**DIRECTIVE**. Lay out the material as a Markdown table with the columns Row and Line, giving each line a row number, from the first line of the material through the line containing "155, 550, 169]", both included. Leave out any blank lines.

**PROVIDED DATA**.

........

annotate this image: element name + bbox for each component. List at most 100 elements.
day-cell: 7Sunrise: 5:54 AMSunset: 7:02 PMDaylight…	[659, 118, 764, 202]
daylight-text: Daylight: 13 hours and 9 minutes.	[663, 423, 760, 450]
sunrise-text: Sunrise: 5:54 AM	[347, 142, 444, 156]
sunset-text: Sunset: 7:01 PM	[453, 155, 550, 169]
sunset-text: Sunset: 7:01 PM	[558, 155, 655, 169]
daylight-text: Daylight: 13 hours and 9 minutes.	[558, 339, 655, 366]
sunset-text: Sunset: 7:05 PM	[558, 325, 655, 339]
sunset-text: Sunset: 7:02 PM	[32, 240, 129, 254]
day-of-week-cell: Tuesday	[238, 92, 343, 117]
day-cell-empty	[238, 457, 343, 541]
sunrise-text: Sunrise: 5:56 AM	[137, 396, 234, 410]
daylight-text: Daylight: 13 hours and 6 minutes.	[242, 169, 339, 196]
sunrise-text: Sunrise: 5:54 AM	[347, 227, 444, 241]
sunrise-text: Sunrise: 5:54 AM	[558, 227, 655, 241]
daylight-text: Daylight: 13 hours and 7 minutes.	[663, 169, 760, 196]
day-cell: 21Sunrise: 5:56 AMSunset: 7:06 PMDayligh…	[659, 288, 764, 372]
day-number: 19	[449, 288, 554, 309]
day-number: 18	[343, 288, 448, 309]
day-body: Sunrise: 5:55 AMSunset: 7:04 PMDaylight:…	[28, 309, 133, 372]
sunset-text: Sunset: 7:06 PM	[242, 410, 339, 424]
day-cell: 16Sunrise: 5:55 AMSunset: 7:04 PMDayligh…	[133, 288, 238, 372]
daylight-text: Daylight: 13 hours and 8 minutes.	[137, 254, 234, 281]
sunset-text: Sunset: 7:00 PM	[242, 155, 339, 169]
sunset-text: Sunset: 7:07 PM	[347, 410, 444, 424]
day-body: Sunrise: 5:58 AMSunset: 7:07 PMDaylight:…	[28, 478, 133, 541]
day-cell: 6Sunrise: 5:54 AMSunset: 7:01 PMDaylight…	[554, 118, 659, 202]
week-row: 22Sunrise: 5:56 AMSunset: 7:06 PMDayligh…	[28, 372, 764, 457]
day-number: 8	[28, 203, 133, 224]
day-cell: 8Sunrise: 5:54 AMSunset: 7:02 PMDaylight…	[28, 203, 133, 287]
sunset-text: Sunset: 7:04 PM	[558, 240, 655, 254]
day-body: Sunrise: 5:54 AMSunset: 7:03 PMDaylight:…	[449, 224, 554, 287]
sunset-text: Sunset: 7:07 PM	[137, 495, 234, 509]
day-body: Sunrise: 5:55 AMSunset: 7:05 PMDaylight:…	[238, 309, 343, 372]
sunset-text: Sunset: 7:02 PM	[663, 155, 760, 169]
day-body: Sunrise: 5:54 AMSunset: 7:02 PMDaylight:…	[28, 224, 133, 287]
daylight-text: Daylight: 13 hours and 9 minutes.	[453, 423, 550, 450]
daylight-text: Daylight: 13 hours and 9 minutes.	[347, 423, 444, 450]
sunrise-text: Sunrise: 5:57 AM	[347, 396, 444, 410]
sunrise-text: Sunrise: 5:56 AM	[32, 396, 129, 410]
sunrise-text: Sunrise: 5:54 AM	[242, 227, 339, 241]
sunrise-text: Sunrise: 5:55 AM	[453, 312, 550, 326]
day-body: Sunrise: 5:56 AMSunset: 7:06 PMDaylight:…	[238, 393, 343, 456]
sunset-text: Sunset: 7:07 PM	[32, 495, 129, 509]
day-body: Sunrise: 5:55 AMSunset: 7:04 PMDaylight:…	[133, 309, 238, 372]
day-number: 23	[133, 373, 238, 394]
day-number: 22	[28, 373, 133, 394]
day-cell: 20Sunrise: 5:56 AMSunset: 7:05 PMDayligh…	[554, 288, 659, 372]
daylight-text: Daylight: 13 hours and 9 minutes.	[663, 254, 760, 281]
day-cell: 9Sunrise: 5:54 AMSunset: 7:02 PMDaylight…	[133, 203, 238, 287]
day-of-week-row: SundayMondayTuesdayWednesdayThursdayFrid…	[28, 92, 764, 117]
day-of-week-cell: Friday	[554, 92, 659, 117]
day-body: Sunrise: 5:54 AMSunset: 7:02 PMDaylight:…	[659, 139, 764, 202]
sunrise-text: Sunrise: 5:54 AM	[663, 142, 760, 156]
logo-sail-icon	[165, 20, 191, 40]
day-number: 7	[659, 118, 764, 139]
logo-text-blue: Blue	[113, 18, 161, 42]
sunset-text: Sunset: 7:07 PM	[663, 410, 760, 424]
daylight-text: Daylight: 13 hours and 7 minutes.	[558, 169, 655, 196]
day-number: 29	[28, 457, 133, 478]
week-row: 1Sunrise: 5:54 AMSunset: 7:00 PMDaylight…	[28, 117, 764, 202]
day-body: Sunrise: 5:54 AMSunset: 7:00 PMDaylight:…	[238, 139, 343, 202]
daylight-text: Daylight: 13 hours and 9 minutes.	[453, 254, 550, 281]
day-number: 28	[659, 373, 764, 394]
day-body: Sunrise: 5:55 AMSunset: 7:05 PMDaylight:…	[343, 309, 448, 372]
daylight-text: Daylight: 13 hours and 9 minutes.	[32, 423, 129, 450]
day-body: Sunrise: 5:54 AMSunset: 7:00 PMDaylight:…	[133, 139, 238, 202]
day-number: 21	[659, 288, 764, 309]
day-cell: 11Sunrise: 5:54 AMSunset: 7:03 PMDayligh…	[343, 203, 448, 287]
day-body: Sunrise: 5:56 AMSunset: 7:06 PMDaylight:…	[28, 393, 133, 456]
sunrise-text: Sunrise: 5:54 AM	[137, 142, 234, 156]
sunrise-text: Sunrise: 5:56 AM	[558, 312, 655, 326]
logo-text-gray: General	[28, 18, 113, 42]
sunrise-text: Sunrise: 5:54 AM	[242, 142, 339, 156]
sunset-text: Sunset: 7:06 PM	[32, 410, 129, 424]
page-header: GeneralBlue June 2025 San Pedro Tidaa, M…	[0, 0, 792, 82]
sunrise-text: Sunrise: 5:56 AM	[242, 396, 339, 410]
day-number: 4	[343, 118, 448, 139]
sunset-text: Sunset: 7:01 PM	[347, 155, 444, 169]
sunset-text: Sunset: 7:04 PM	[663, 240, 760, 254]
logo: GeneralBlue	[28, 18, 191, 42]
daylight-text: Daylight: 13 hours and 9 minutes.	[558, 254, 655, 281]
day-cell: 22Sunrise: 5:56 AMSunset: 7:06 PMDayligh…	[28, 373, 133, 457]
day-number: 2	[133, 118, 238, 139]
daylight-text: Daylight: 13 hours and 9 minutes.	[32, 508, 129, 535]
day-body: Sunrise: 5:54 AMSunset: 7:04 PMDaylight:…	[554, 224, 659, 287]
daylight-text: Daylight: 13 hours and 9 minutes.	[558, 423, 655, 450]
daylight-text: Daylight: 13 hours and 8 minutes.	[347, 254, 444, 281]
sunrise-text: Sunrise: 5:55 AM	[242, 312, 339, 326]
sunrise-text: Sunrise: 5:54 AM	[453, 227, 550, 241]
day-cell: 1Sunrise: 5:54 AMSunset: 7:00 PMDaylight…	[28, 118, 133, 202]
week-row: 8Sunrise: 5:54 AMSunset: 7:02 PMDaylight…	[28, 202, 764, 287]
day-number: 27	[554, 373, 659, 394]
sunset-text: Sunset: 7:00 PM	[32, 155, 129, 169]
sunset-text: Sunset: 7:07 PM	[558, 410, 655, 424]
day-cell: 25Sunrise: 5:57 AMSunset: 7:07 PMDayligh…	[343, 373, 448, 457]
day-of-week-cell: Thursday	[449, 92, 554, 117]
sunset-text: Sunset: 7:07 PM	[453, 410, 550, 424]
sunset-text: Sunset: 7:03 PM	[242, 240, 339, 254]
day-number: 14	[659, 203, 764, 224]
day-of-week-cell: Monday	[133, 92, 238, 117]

........

**ANSWER TO THIS TASK**.
| Row | Line |
|---|---|
| 1 | annotate this image: element name + bbox for each component. List at most 100 elements. |
| 2 | day-cell: 7Sunrise: 5:54 AMSunset: 7:02 PMDaylight…	[659, 118, 764, 202] |
| 3 | daylight-text: Daylight: 13 hours and 9 minutes.	[663, 423, 760, 450] |
| 4 | sunrise-text: Sunrise: 5:54 AM	[347, 142, 444, 156] |
| 5 | sunset-text: Sunset: 7:01 PM	[453, 155, 550, 169] |